Task goal.
Filter the records below for the word "title". Copy each line that holds it.

A block of data
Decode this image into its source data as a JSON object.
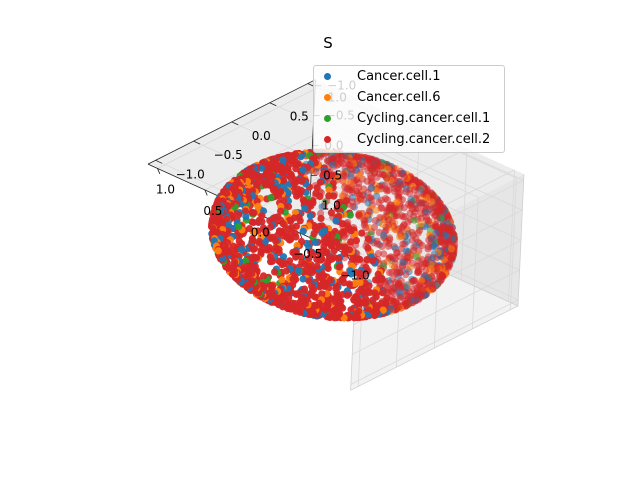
{
  "chart_data": {
    "type": "scatter",
    "projection": "3d",
    "title": "S",
    "xlabel": "",
    "ylabel": "",
    "zlabel": "",
    "xlim": [
      -1.1,
      1.1
    ],
    "ylim": [
      -1.1,
      1.1
    ],
    "zlim": [
      -1.1,
      1.1
    ],
    "x_ticks": [
      "−1.0",
      "−0.5",
      "0.0",
      "0.5",
      "1.0"
    ],
    "y_ticks": [
      "−1.0",
      "−0.5",
      "0.0",
      "0.5",
      "1.0"
    ],
    "z_ticks": [
      "−1.0",
      "−0.5",
      "0.0",
      "0.5",
      "1.0"
    ],
    "grid": true,
    "legend_position": "top-right",
    "shape": "points distributed on the surface of a unit sphere",
    "series": [
      {
        "name": "Cancer.cell.1",
        "color": "#1f77b4"
      },
      {
        "name": "Cancer.cell.6",
        "color": "#ff7f0e"
      },
      {
        "name": "Cycling.cancer.cell.1",
        "color": "#2ca02c"
      },
      {
        "name": "Cycling.cancer.cell.2",
        "color": "#d62728"
      }
    ]
  }
}
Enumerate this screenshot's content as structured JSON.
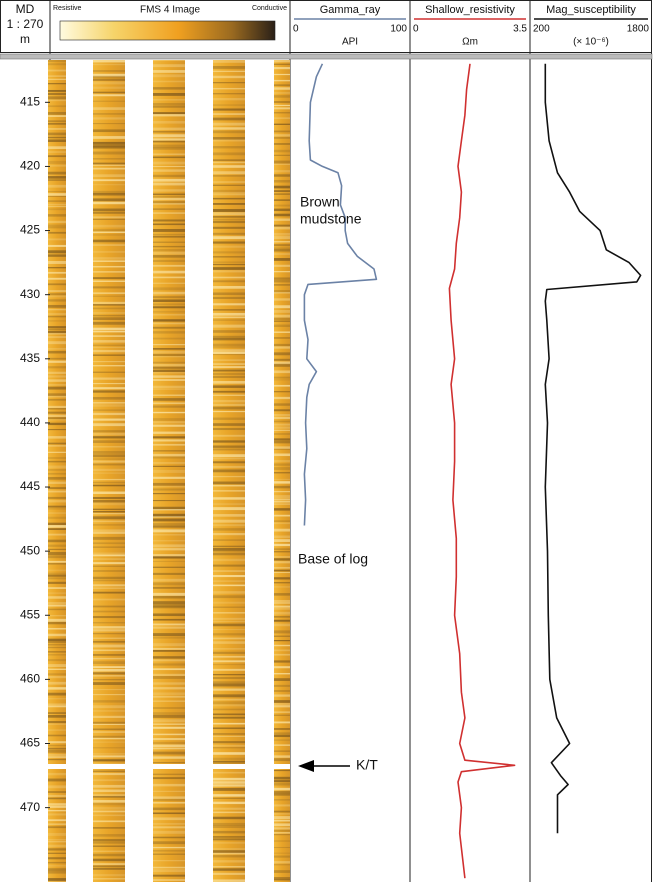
{
  "chart_data": {
    "type": "well_log",
    "depth_axis": {
      "title": "MD",
      "scale": "1 : 270",
      "unit": "m",
      "ylim": [
        411.7,
        475.8
      ],
      "yticks": [
        415,
        420,
        425,
        430,
        435,
        440,
        445,
        450,
        455,
        460,
        465,
        470
      ]
    },
    "image_track": {
      "title": "FMS 4 Image",
      "left_label": "Resistive",
      "right_label": "Conductive"
    },
    "tracks": [
      {
        "type": "line",
        "title": "Gamma_ray",
        "unit": "API",
        "color": "#6b82a6",
        "xlim": [
          0,
          100
        ],
        "xticks": [
          0,
          100
        ],
        "depths": [
          412,
          413,
          415,
          418,
          419.5,
          420,
          420.5,
          421.5,
          423,
          424,
          425,
          426,
          427,
          428,
          428.8,
          429.2,
          430,
          432,
          433.5,
          435,
          436,
          437,
          438,
          440,
          442,
          444,
          446,
          448
        ],
        "values": [
          27,
          22,
          17,
          16,
          17,
          27,
          40,
          43,
          42,
          46,
          46,
          48,
          56,
          70,
          72,
          15,
          12,
          12,
          15,
          14,
          22,
          16,
          14,
          13,
          14,
          12,
          13,
          12
        ]
      },
      {
        "type": "line",
        "title": "Shallow_resistivity",
        "unit": "Ωm",
        "color": "#d03030",
        "xlim": [
          0,
          3.5
        ],
        "xticks": [
          0,
          3.5
        ],
        "depths": [
          412,
          414,
          416,
          418,
          420,
          422,
          424,
          426,
          428,
          429.5,
          432,
          435,
          437,
          440,
          443,
          446,
          449,
          452,
          455,
          458,
          461,
          463,
          465,
          466.3,
          466.7,
          467.2,
          468,
          470,
          472,
          475.5
        ],
        "values": [
          1.75,
          1.65,
          1.6,
          1.5,
          1.4,
          1.5,
          1.45,
          1.35,
          1.3,
          1.15,
          1.2,
          1.3,
          1.2,
          1.3,
          1.3,
          1.25,
          1.35,
          1.35,
          1.3,
          1.45,
          1.5,
          1.6,
          1.45,
          1.6,
          3.05,
          1.5,
          1.4,
          1.5,
          1.45,
          1.6
        ]
      },
      {
        "type": "line",
        "title": "Mag_susceptibility",
        "unit": "(× 10⁻⁶)",
        "color": "#111111",
        "xlim": [
          200,
          1800
        ],
        "xticks": [
          200,
          1800
        ],
        "depths": [
          412,
          415,
          418,
          420.5,
          422,
          423.5,
          425,
          426.5,
          427.5,
          428.5,
          429,
          429.6,
          430.5,
          432,
          435,
          437,
          440,
          445,
          450,
          455,
          460,
          463,
          465,
          466.5,
          467.5,
          468.2,
          469,
          472
        ],
        "values": [
          400,
          400,
          450,
          560,
          720,
          850,
          1120,
          1200,
          1500,
          1650,
          1600,
          420,
          400,
          420,
          450,
          400,
          430,
          400,
          430,
          440,
          460,
          550,
          720,
          480,
          600,
          700,
          560,
          560
        ]
      }
    ],
    "annotations": [
      {
        "lines": [
          "Brown",
          "mudstone"
        ]
      },
      {
        "lines": [
          "Base of log"
        ]
      },
      {
        "lines": [
          "K/T"
        ]
      }
    ]
  }
}
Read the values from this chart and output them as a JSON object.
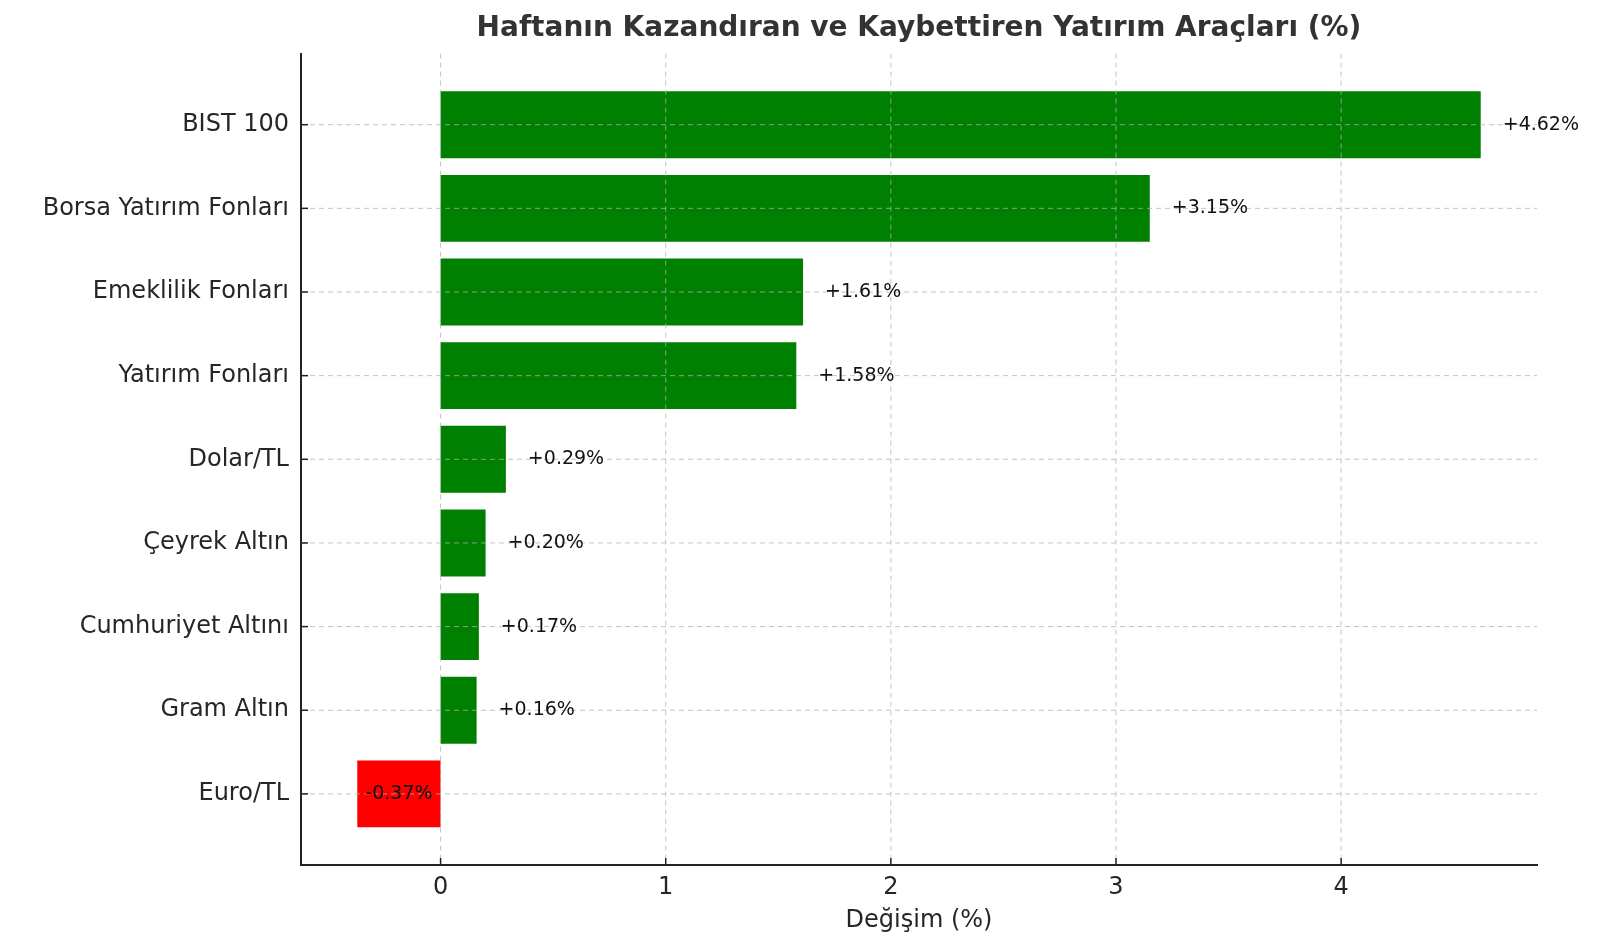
{
  "chart_data": {
    "type": "bar",
    "orientation": "horizontal",
    "title": "Haftanın Kazandıran ve Kaybettiren Yatırım Araçları (%)",
    "xlabel": "Değişim (%)",
    "categories": [
      "BIST 100",
      "Borsa Yatırım Fonları",
      "Emeklilik Fonları",
      "Yatırım Fonları",
      "Dolar/TL",
      "Çeyrek Altın",
      "Cumhuriyet Altını",
      "Gram Altın",
      "Euro/TL"
    ],
    "values": [
      4.62,
      3.15,
      1.61,
      1.58,
      0.29,
      0.2,
      0.17,
      0.16,
      -0.37
    ],
    "colors": [
      "#008000",
      "#008000",
      "#008000",
      "#008000",
      "#008000",
      "#008000",
      "#008000",
      "#008000",
      "#ff0000"
    ],
    "value_labels": [
      "+4.62%",
      "+3.15%",
      "+1.61%",
      "+1.58%",
      "+0.29%",
      "+0.20%",
      "+0.17%",
      "+0.16%",
      "-0.37%"
    ],
    "xlim": [
      -0.62,
      4.87
    ],
    "xticks": [
      0,
      1,
      2,
      3,
      4
    ],
    "grid": true
  }
}
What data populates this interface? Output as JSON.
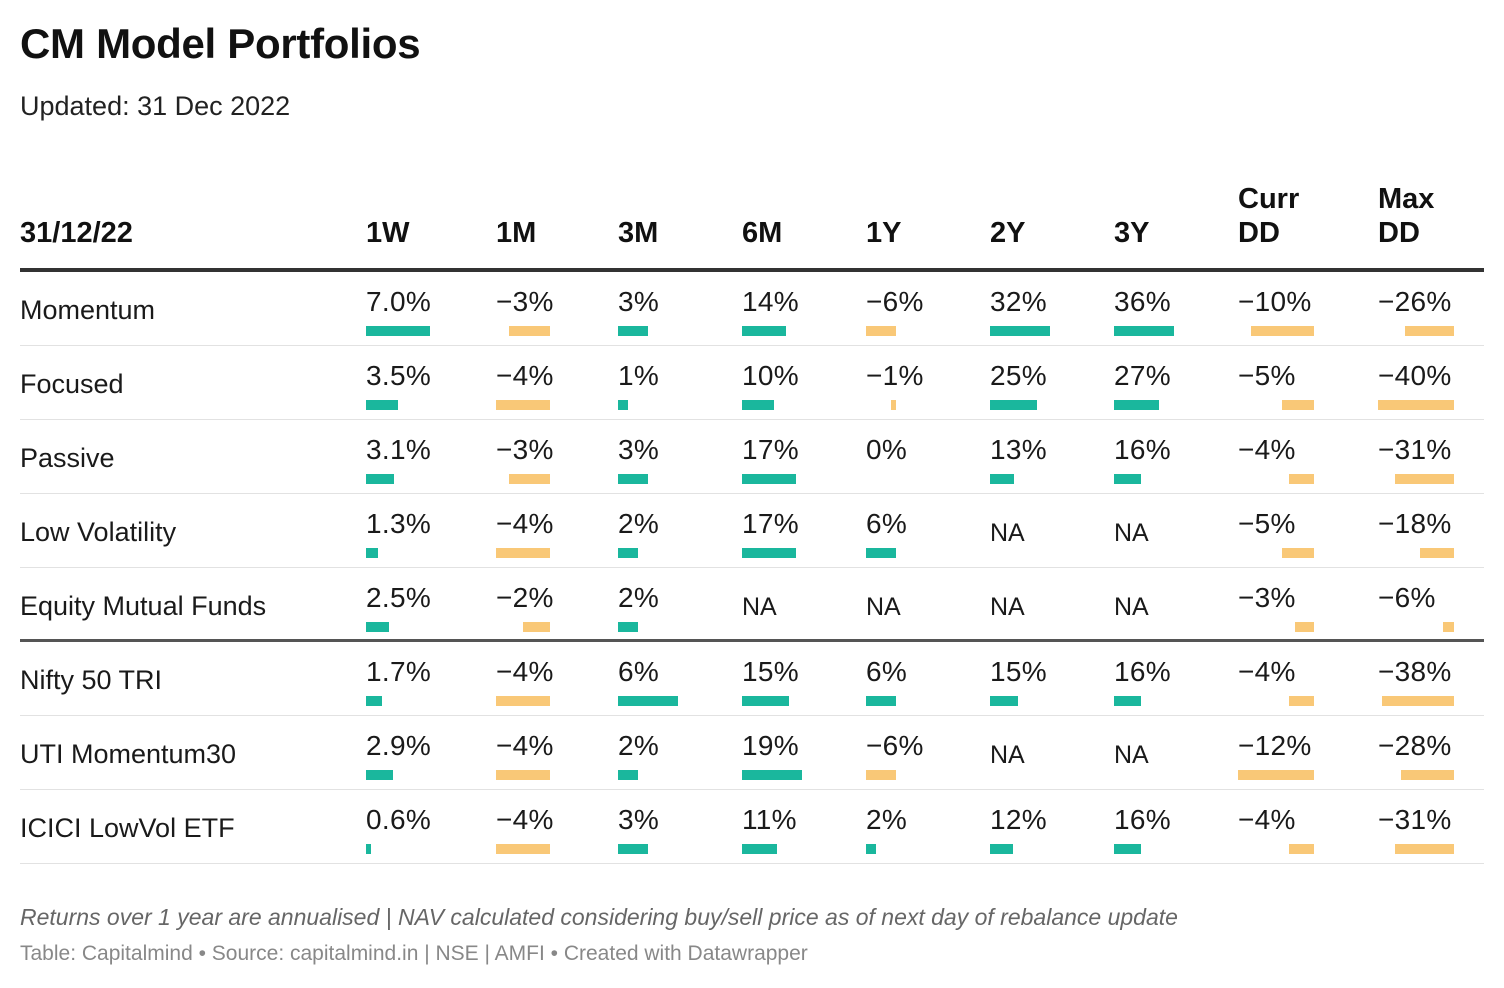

Output for this exercise.
    "title": "S",
      "title": "MD",
      "title": "FMS 4 Image",
        "title": "Gamma_ray",
        "title": "Shallow_resistivity",
        "title": "Mag_susceptibility",
    "title": "Haftanın Kazandıran ve Kaybettiren Yatırım Araçları (%)",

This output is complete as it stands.